§ **PROBLEM DESCRIPTION**
In the data below, locate each line with the word "iqtisodiy" and list it.

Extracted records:
= = = = =

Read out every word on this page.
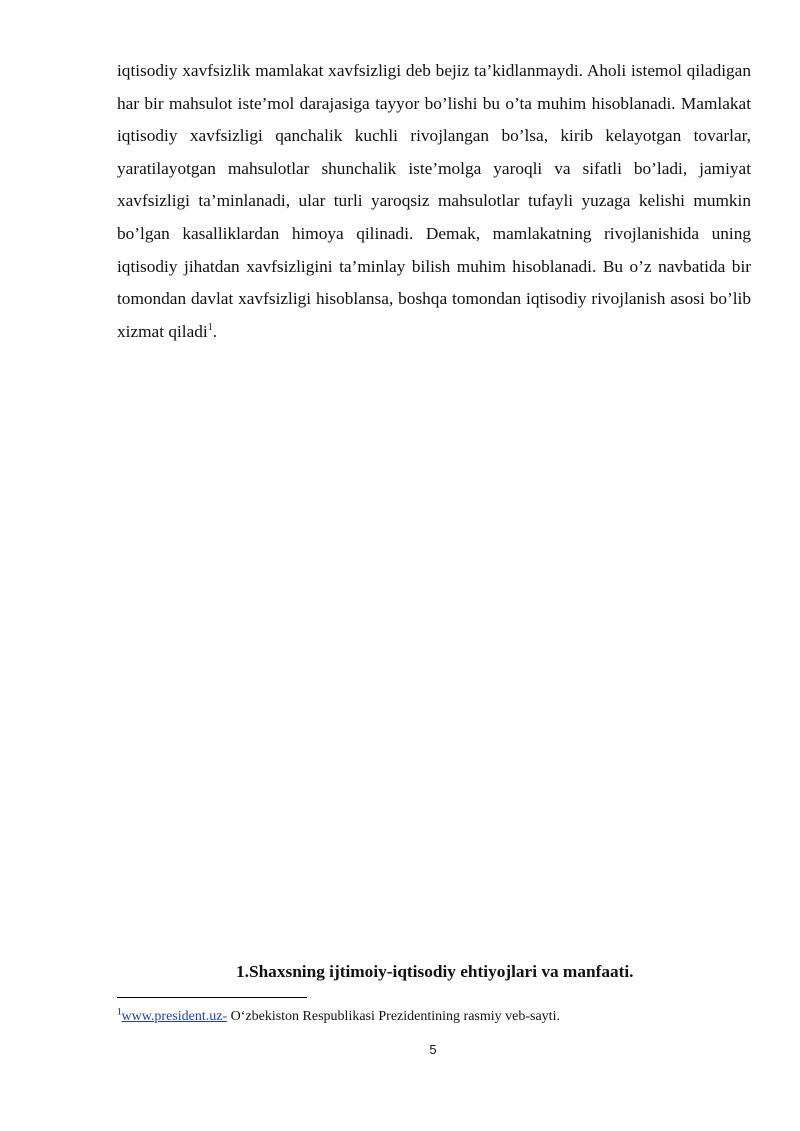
iqtisodiy xavfsizlik mamlakat xavfsizligi deb bejiz ta’kidlanmaydi. Aholi istemol qiladigan har bir mahsulot iste’mol darajasiga tayyor bo’lishi bu o’ta muhim hisoblanadi. Mamlakat iqtisodiy xavfsizligi qanchalik kuchli rivojlangan bo’lsa, kirib kelayotgan tovarlar, yaratilayotgan mahsulotlar shunchalik iste’molga yaroqli va sifatli bo’ladi, jamiyat xavfsizligi ta’minlanadi, ular turli yaroqsiz mahsulotlar tufayli yuzaga kelishi mumkin bo’lgan kasalliklardan himoya qilinadi. Demak, mamlakatning rivojlanishida uning iqtisodiy jihatdan xavfsizligini ta’minlay bilish muhim hisoblanadi. Bu o’z navbatida bir tomondan davlat xavfsizligi hisoblansa, boshqa tomondan iqtisodiy rivojlanish asosi bo’lib xizmat qiladi$^1$.

1.Shaxsning ijtimoiy-iqtisodiy ehtiyojlari va manfaati.

$^1$www.president.uz- O‘zbekiston Respublikasi Prezidentining rasmiy veb-sayti.

5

= = = = =

§ **TASK RESULT**
iqtisodiy xavfsizlik mamlakat xavfsizligi deb bejiz ta’kidlanmaydi. Aholi istemol qiladigan har bir mahsulot iste’mol darajasiga tayyor bo’lishi bu o’ta muhim hisoblanadi. Mamlakat iqtisodiy xavfsizligi qanchalik kuchli rivojlangan bo’lsa, kirib kelayotgan tovarlar, yaratilayotgan mahsulotlar shunchalik iste’molga yaroqli va sifatli bo’ladi, jamiyat xavfsizligi ta’minlanadi, ular turli yaroqsiz mahsulotlar tufayli yuzaga kelishi mumkin bo’lgan kasalliklardan himoya qilinadi. Demak, mamlakatning rivojlanishida uning iqtisodiy jihatdan xavfsizligini ta’minlay bilish muhim hisoblanadi. Bu o’z navbatida bir tomondan davlat xavfsizligi hisoblansa, boshqa tomondan iqtisodiy rivojlanish asosi bo’lib xizmat qiladi$^1$.
1.Shaxsning ijtimoiy-iqtisodiy ehtiyojlari va manfaati.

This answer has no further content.